■ TEXT SECTION:

§ §

141 million and 18.6 billion.
These figures represent the average number of cards given and the total dollars spent last year for Mother’s Day, respectively.
To call it a significant holiday would be a bit of an understatement, and for Baptist ministers who serve churches that expect a significant focus on mothers that Sunday morning, it can be a daunting week of preparation.
How do you honor mothers while remembering that we are gathered to worship God? Should creativity and innovation be attempted or should time-tested, perhaps time-worn, patterns be repeated?
Should the sermon center around a mothering or family theme? Or should the lectionary texts be used and the recognition of mothers take place at another time in the service?
If the former, what texts should be used and how? If the latter, what should this moment contain and when should it take place in the regular liturgy?
How do you shape a Mother’s Day emphasis so that it embraces the diverse relationships to mothers in the congregation? Is it even possible to encompass the wide range of relationships represented (good and bad, close and estranged, living and deceased, biological, adopted, foster and surrogate, and so on)?
These are pressing questions facing worship leaders as Sunday, May 12, approaches, and resources can be invaluable in the planning process.
Over the years, EthicsDaily.com has posted several columns related to Mother’s Day, which should prove helpful in planning for this important day of celebrating mothers. The diversity of these pieces allows ministers many possible angles to honor mothers on this national holiday.
Focusing on the history of Mother’s Day, columns by Ed Hogan, Michael Ruffin, Robert Parham and Cliff Vaughn noted the origins of this celebration in abolition and peacemaking efforts.
This lens offers a social approach to the holiday by recalling Jesus’ blessing upon the peacemakers (Matthew 5:9) and reminding parents of their role in teaching children the path of nonviolence.
Jim Evans urged worship leaders to acknowledge the widely divergent relationships persons have with their mothers, and to help people remember that there are “many different ways that mothering happens.”

§ §

■ TASK: Transcribe the full text about planning Mother's Day worship services word for word. The records have no connection to the text.

[Dataset entries]
§ §

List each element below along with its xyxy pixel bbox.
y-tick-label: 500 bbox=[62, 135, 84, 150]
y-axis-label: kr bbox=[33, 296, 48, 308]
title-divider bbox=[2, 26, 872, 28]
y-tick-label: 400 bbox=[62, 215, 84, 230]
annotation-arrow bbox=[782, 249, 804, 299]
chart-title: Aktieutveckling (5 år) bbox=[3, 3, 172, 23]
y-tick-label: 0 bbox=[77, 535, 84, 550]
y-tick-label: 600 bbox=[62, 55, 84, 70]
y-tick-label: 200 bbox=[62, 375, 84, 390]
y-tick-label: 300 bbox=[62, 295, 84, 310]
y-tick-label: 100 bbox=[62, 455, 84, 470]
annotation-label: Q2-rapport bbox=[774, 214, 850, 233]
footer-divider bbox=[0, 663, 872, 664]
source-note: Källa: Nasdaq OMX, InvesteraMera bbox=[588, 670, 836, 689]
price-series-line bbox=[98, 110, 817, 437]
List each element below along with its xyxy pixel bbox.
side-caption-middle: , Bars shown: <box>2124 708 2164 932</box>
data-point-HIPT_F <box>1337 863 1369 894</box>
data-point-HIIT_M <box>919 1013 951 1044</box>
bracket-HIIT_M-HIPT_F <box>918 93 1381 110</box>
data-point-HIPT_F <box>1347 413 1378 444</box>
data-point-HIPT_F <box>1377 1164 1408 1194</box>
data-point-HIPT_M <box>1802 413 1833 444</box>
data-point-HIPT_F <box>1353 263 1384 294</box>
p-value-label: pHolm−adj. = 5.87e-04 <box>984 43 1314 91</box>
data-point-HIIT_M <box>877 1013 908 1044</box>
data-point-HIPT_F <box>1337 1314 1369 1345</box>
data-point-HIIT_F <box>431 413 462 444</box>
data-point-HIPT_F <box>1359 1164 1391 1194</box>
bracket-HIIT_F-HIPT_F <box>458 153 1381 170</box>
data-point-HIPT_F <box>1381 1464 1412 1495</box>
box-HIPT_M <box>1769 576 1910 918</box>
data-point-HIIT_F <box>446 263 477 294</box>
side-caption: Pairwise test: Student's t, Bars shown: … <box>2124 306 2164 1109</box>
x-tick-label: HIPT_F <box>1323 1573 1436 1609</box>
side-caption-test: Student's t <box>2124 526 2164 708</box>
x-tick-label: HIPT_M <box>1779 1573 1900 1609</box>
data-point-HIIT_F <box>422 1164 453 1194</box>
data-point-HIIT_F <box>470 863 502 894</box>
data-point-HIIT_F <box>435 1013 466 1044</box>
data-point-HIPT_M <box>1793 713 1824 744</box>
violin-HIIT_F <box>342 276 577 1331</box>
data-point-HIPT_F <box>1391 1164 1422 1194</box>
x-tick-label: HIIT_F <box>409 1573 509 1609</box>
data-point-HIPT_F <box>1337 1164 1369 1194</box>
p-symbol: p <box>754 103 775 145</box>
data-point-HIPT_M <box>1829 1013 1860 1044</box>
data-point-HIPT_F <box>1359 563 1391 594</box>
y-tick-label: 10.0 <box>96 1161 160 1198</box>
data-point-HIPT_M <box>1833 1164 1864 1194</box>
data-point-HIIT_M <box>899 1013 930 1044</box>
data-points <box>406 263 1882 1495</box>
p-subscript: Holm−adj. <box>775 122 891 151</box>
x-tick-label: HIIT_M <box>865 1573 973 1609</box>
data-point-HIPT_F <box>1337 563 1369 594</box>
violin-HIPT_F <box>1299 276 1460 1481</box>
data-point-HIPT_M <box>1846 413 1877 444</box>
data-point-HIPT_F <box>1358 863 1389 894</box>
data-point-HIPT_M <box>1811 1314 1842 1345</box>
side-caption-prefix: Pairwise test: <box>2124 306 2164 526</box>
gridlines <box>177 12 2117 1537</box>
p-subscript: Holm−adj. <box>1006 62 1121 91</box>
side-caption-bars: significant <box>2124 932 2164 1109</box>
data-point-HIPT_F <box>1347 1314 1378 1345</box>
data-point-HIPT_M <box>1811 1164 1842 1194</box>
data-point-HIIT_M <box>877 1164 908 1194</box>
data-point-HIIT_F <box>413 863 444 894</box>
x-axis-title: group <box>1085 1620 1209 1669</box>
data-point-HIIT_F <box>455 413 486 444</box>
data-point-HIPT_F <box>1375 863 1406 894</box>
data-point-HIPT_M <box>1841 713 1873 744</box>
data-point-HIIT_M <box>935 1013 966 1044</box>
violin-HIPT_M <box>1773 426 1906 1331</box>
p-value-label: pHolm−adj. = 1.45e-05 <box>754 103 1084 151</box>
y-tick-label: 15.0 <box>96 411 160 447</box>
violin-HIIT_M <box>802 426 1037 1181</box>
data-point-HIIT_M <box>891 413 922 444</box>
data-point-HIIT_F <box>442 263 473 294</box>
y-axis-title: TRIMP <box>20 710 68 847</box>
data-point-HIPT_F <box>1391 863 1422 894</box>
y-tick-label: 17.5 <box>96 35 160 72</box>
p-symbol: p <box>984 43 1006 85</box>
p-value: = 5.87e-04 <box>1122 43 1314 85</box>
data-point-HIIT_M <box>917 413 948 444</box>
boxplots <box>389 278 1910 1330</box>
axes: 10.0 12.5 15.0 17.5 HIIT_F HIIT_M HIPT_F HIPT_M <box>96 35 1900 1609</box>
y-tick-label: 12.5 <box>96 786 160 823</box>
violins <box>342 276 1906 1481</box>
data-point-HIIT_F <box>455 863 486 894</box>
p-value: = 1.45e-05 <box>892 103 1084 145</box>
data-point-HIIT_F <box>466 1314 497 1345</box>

§ §

■ SOLUTION FOR THIS TASK:
141 million and 18.6 billion.
These figures represent the average number of cards given and the total dollars spent last year for Mother’s Day, respectively.
To call it a significant holiday would be a bit of an understatement, and for Baptist ministers who serve churches that expect a significant focus on mothers that Sunday morning, it can be a daunting week of preparation.
How do you honor mothers while remembering that we are gathered to worship God? Should creativity and innovation be attempted or should time-tested, perhaps time-worn, patterns be repeated?
Should the sermon center around a mothering or family theme? Or should the lectionary texts be used and the recognition of mothers take place at another time in the service?
If the former, what texts should be used and how? If the latter, what should this moment contain and when should it take place in the regular liturgy?
How do you shape a Mother’s Day emphasis so that it embraces the diverse relationships to mothers in the congregation? Is it even possible to encompass the wide range of relationships represented (good and bad, close and estranged, living and deceased, biological, adopted, foster and surrogate, and so on)?
These are pressing questions facing worship leaders as Sunday, May 12, approaches, and resources can be invaluable in the planning process.
Over the years, EthicsDaily.com has posted several columns related to Mother’s Day, which should prove helpful in planning for this important day of celebrating mothers. The diversity of these pieces allows ministers many possible angles to honor mothers on this national holiday.
Focusing on the history of Mother’s Day, columns by Ed Hogan, Michael Ruffin, Robert Parham and Cliff Vaughn noted the origins of this celebration in abolition and peacemaking efforts.
This lens offers a social approach to the holiday by recalling Jesus’ blessing upon the peacemakers (Matthew 5:9) and reminding parents of their role in teaching children the path of nonviolence.
Jim Evans urged worship leaders to acknowledge the widely divergent relationships persons have with their mothers, and to help people remember that there are “many different ways that mothering happens.”